*What to work on*
For each line below that includes the word "Sylwester", make a copy.
[START]
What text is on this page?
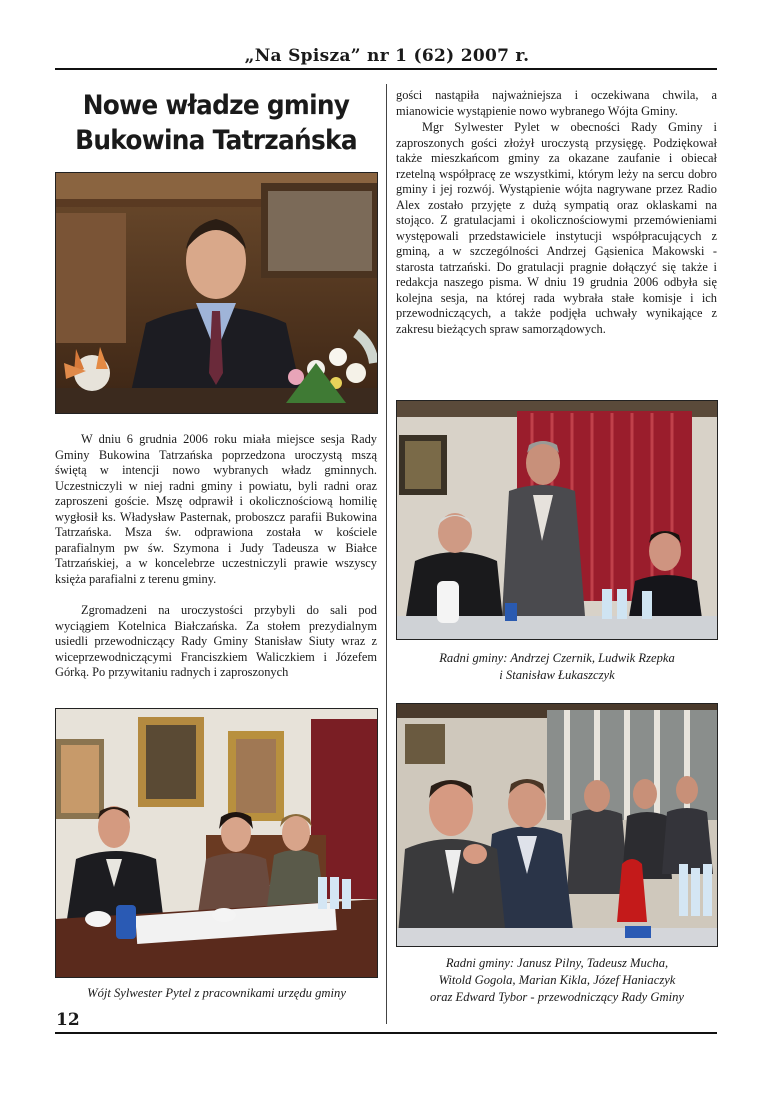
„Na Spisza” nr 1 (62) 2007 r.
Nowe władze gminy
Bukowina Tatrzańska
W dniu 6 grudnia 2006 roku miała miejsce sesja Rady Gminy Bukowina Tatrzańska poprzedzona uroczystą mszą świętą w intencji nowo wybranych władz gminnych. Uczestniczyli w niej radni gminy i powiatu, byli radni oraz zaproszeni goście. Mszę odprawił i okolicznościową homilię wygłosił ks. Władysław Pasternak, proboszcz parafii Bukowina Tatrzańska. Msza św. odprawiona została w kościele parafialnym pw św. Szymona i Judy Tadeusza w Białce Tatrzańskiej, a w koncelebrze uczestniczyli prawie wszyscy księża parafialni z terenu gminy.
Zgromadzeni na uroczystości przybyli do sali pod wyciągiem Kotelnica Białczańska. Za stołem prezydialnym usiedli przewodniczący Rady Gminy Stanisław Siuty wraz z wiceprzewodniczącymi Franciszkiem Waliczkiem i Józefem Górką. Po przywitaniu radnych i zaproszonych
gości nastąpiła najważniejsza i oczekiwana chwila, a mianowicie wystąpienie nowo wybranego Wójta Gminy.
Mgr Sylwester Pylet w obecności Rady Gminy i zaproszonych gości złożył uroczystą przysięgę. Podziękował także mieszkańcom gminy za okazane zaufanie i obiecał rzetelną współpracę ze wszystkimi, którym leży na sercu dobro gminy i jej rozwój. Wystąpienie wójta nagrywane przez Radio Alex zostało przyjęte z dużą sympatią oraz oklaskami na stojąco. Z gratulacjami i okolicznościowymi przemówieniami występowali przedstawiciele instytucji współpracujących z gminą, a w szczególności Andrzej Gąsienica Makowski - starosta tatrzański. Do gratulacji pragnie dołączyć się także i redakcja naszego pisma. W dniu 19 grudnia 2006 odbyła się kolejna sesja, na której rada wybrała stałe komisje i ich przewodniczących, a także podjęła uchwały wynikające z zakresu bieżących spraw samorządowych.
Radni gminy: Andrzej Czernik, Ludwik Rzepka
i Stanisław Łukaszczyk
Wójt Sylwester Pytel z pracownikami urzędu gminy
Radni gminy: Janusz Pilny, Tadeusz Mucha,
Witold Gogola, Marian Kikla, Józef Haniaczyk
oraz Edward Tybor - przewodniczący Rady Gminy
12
[END]
*Full answer*
Mgr Sylwester Pylet w obecności Rady Gminy i zaproszonych gości złożył uroczystą przysięgę. Podziękował także mieszkańcom gminy za okazane zaufanie i obiecał rzetelną współpracę ze wszystkimi, którym leży na sercu dobro gminy i jej rozwój. Wystąpienie wójta nagrywane przez Radio Alex zostało przyjęte z dużą sympatią oraz oklaskami na stojąco. Z gratulacjami i okolicznościowymi przemówieniami występowali przedstawiciele instytucji współpracujących z gminą, a w szczególności Andrzej Gąsienica Makowski - starosta tatrzański. Do gratulacji pragnie dołączyć się także i redakcja naszego pisma. W dniu 19 grudnia 2006 odbyła się kolejna sesja, na której rada wybrała stałe komisje i ich przewodniczących, a także podjęła uchwały wynikające z zakresu bieżących spraw samorządowych.
Wójt Sylwester Pytel z pracownikami urzędu gminy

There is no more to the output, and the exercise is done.